**INFORMATION GIVEN:**
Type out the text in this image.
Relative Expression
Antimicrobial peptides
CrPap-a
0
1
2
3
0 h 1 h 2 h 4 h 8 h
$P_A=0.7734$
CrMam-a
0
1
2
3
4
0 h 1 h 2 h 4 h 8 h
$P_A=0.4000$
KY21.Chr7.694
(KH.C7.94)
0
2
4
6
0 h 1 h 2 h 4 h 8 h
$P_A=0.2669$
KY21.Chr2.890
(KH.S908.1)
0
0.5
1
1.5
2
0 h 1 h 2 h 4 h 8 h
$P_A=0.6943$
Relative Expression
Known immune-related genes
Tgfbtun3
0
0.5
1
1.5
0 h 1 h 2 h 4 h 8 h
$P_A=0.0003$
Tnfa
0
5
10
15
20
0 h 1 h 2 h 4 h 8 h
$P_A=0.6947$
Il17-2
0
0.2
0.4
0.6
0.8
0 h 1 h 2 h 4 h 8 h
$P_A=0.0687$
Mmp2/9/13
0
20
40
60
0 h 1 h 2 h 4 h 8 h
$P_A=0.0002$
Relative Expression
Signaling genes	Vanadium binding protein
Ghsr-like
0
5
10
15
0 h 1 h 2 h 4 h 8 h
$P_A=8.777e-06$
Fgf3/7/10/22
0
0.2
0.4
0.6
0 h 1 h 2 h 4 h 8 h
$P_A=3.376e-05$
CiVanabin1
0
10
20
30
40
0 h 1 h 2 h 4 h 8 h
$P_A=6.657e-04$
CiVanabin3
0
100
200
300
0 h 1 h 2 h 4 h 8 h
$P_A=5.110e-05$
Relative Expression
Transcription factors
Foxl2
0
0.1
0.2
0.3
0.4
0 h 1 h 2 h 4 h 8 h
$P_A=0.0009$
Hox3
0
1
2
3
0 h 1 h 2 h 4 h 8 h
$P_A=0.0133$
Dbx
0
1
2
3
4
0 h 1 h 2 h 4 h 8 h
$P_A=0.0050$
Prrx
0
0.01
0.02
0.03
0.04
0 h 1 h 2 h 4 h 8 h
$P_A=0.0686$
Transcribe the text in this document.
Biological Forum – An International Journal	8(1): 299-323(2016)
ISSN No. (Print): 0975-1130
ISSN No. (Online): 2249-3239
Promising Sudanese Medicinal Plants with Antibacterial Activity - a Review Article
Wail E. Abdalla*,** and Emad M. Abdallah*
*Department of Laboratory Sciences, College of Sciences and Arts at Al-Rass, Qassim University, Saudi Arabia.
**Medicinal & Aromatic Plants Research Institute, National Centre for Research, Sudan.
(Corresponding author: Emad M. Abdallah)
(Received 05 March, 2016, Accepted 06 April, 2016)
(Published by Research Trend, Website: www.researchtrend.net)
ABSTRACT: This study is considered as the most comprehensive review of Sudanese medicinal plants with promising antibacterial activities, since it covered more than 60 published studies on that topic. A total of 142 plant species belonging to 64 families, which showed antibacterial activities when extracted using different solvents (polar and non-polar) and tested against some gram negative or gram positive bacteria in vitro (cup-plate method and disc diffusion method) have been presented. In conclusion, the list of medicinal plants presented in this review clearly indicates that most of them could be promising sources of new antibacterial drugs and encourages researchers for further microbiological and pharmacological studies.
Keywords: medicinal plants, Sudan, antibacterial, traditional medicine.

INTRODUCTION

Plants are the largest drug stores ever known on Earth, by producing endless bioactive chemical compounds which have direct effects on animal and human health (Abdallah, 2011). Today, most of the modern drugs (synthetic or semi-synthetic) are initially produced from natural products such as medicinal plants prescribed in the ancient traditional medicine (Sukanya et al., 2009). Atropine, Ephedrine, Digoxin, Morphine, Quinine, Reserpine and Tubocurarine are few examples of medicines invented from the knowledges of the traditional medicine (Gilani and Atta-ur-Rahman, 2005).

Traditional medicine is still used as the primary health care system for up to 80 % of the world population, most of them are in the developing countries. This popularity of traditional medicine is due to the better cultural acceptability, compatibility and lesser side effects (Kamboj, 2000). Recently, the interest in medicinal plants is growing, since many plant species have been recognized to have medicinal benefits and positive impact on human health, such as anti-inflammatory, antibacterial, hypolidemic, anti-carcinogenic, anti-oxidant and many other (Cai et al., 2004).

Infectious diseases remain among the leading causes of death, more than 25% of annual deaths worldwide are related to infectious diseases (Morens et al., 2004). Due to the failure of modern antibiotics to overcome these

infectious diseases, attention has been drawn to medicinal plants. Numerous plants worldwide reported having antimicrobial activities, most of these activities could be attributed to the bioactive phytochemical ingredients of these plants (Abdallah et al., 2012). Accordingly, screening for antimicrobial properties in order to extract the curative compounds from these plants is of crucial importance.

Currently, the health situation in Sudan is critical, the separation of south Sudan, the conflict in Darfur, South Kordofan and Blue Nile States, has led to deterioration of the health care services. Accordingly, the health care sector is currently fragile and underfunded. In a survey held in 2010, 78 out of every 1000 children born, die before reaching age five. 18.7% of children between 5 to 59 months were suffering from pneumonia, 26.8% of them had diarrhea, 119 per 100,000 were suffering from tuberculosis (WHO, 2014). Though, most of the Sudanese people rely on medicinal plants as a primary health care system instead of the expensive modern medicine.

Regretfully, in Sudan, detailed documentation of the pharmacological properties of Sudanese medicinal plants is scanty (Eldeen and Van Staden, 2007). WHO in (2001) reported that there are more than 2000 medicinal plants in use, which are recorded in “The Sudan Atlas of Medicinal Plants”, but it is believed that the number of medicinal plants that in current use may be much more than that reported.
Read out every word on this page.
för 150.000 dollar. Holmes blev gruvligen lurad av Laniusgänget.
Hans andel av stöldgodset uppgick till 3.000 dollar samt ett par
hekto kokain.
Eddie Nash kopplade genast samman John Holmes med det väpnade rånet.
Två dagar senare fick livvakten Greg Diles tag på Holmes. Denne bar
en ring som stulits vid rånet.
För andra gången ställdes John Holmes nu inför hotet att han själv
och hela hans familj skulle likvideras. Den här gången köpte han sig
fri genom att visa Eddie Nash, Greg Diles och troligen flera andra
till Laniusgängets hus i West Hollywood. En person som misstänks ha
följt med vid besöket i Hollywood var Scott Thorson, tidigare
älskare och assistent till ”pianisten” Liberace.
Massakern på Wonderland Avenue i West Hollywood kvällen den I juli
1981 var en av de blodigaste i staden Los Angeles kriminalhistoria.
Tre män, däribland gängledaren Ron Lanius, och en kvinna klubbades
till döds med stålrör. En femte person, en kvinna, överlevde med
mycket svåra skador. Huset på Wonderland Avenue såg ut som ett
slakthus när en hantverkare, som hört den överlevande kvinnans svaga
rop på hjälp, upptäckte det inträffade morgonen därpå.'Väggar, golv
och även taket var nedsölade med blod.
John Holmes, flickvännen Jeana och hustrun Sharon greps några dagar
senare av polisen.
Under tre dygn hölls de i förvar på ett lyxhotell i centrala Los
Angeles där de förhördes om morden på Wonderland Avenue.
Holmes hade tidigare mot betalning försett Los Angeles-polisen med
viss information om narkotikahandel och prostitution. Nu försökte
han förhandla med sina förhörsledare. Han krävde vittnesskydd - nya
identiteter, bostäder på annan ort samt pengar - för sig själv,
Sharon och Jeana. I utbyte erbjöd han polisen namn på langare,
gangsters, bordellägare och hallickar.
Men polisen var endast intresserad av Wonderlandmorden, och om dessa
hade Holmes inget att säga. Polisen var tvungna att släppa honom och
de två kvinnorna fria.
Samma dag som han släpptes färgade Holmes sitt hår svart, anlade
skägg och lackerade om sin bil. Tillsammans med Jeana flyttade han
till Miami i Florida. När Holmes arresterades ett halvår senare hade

**EXERCISE REQUIREMENTS:** Print the data word for word.

**EXERCISE SOLUTION:**
Type out the text in this image.
Relative Expression
Antimicrobial peptides
CrPap-a
0
1
2
3
0 h 1 h 2 h 4 h 8 h
$P_A=0.7734$
CrMam-a
0
1
2
3
4
0 h 1 h 2 h 4 h 8 h
$P_A=0.4000$
KY21.Chr7.694
(KH.C7.94)
0
2
4
6
0 h 1 h 2 h 4 h 8 h
$P_A=0.2669$
KY21.Chr2.890
(KH.S908.1)
0
0.5
1
1.5
2
0 h 1 h 2 h 4 h 8 h
$P_A=0.6943$
Relative Expression
Known immune-related genes
Tgfbtun3
0
0.5
1
1.5
0 h 1 h 2 h 4 h 8 h
$P_A=0.0003$
Tnfa
0
5
10
15
20
0 h 1 h 2 h 4 h 8 h
$P_A=0.6947$
Il17-2
0
0.2
0.4
0.6
0.8
0 h 1 h 2 h 4 h 8 h
$P_A=0.0687$
Mmp2/9/13
0
20
40
60
0 h 1 h 2 h 4 h 8 h
$P_A=0.0002$
Relative Expression
Signaling genes	Vanadium binding protein
Ghsr-like
0
5
10
15
0 h 1 h 2 h 4 h 8 h
$P_A=8.777e-06$
Fgf3/7/10/22
0
0.2
0.4
0.6
0 h 1 h 2 h 4 h 8 h
$P_A=3.376e-05$
CiVanabin1
0
10
20
30
40
0 h 1 h 2 h 4 h 8 h
$P_A=6.657e-04$
CiVanabin3
0
100
200
300
0 h 1 h 2 h 4 h 8 h
$P_A=5.110e-05$
Relative Expression
Transcription factors
Foxl2
0
0.1
0.2
0.3
0.4
0 h 1 h 2 h 4 h 8 h
$P_A=0.0009$
Hox3
0
1
2
3
0 h 1 h 2 h 4 h 8 h
$P_A=0.0133$
Dbx
0
1
2
3
4
0 h 1 h 2 h 4 h 8 h
$P_A=0.0050$
Prrx
0
0.01
0.02
0.03
0.04
0 h 1 h 2 h 4 h 8 h
$P_A=0.0686$
Transcribe the text in this document.
Biological Forum – An International Journal	8(1): 299-323(2016)
ISSN No. (Print): 0975-1130
ISSN No. (Online): 2249-3239
Promising Sudanese Medicinal Plants with Antibacterial Activity - a Review Article
Wail E. Abdalla*,** and Emad M. Abdallah*
*Department of Laboratory Sciences, College of Sciences and Arts at Al-Rass, Qassim University, Saudi Arabia.
**Medicinal & Aromatic Plants Research Institute, National Centre for Research, Sudan.
(Corresponding author: Emad M. Abdallah)
(Received 05 March, 2016, Accepted 06 April, 2016)
(Published by Research Trend, Website: www.researchtrend.net)
ABSTRACT: This study is considered as the most comprehensive review of Sudanese medicinal plants with promising antibacterial activities, since it covered more than 60 published studies on that topic. A total of 142 plant species belonging to 64 families, which showed antibacterial activities when extracted using different solvents (polar and non-polar) and tested against some gram negative or gram positive bacteria in vitro (cup-plate method and disc diffusion method) have been presented. In conclusion, the list of medicinal plants presented in this review clearly indicates that most of them could be promising sources of new antibacterial drugs and encourages researchers for further microbiological and pharmacological studies.
Keywords: medicinal plants, Sudan, antibacterial, traditional medicine.

INTRODUCTION

Plants are the largest drug stores ever known on Earth, by producing endless bioactive chemical compounds which have direct effects on animal and human health (Abdallah, 2011). Today, most of the modern drugs (synthetic or semi-synthetic) are initially produced from natural products such as medicinal plants prescribed in the ancient traditional medicine (Sukanya et al., 2009). Atropine, Ephedrine, Digoxin, Morphine, Quinine, Reserpine and Tubocurarine are few examples of medicines invented from the knowledges of the traditional medicine (Gilani and Atta-ur-Rahman, 2005).

Traditional medicine is still used as the primary health care system for up to 80 % of the world population, most of them are in the developing countries. This popularity of traditional medicine is due to the better cultural acceptability, compatibility and lesser side effects (Kamboj, 2000). Recently, the interest in medicinal plants is growing, since many plant species have been recognized to have medicinal benefits and positive impact on human health, such as anti-inflammatory, antibacterial, hypolidemic, anti-carcinogenic, anti-oxidant and many other (Cai et al., 2004).

Infectious diseases remain among the leading causes of death, more than 25% of annual deaths worldwide are related to infectious diseases (Morens et al., 2004). Due to the failure of modern antibiotics to overcome these

infectious diseases, attention has been drawn to medicinal plants. Numerous plants worldwide reported having antimicrobial activities, most of these activities could be attributed to the bioactive phytochemical ingredients of these plants (Abdallah et al., 2012). Accordingly, screening for antimicrobial properties in order to extract the curative compounds from these plants is of crucial importance.

Currently, the health situation in Sudan is critical, the separation of south Sudan, the conflict in Darfur, South Kordofan and Blue Nile States, has led to deterioration of the health care services. Accordingly, the health care sector is currently fragile and underfunded. In a survey held in 2010, 78 out of every 1000 children born, die before reaching age five. 18.7% of children between 5 to 59 months were suffering from pneumonia, 26.8% of them had diarrhea, 119 per 100,000 were suffering from tuberculosis (WHO, 2014). Though, most of the Sudanese people rely on medicinal plants as a primary health care system instead of the expensive modern medicine.

Regretfully, in Sudan, detailed documentation of the pharmacological properties of Sudanese medicinal plants is scanty (Eldeen and Van Staden, 2007). WHO in (2001) reported that there are more than 2000 medicinal plants in use, which are recorded in “The Sudan Atlas of Medicinal Plants”, but it is believed that the number of medicinal plants that in current use may be much more than that reported.
Read out every word on this page.
för 150.000 dollar. Holmes blev gruvligen lurad av Laniusgänget.
Hans andel av stöldgodset uppgick till 3.000 dollar samt ett par
hekto kokain.
Eddie Nash kopplade genast samman John Holmes med det väpnade rånet.
Två dagar senare fick livvakten Greg Diles tag på Holmes. Denne bar
en ring som stulits vid rånet.
För andra gången ställdes John Holmes nu inför hotet att han själv
och hela hans familj skulle likvideras. Den här gången köpte han sig
fri genom att visa Eddie Nash, Greg Diles och troligen flera andra
till Laniusgängets hus i West Hollywood. En person som misstänks ha
följt med vid besöket i Hollywood var Scott Thorson, tidigare
älskare och assistent till ”pianisten” Liberace.
Massakern på Wonderland Avenue i West Hollywood kvällen den I juli
1981 var en av de blodigaste i staden Los Angeles kriminalhistoria.
Tre män, däribland gängledaren Ron Lanius, och en kvinna klubbades
till döds med stålrör. En femte person, en kvinna, överlevde med
mycket svåra skador. Huset på Wonderland Avenue såg ut som ett
slakthus när en hantverkare, som hört den överlevande kvinnans svaga
rop på hjälp, upptäckte det inträffade morgonen därpå.'Väggar, golv
och även taket var nedsölade med blod.
John Holmes, flickvännen Jeana och hustrun Sharon greps några dagar
senare av polisen.
Under tre dygn hölls de i förvar på ett lyxhotell i centrala Los
Angeles där de förhördes om morden på Wonderland Avenue.
Holmes hade tidigare mot betalning försett Los Angeles-polisen med
viss information om narkotikahandel och prostitution. Nu försökte
han förhandla med sina förhörsledare. Han krävde vittnesskydd - nya
identiteter, bostäder på annan ort samt pengar - för sig själv,
Sharon och Jeana. I utbyte erbjöd han polisen namn på langare,
gangsters, bordellägare och hallickar.
Men polisen var endast intresserad av Wonderlandmorden, och om dessa
hade Holmes inget att säga. Polisen var tvungna att släppa honom och
de två kvinnorna fria.
Samma dag som han släpptes färgade Holmes sitt hår svart, anlade
skägg och lackerade om sin bil. Tillsammans med Jeana flyttade han
till Miami i Florida. När Holmes arresterades ett halvår senare hade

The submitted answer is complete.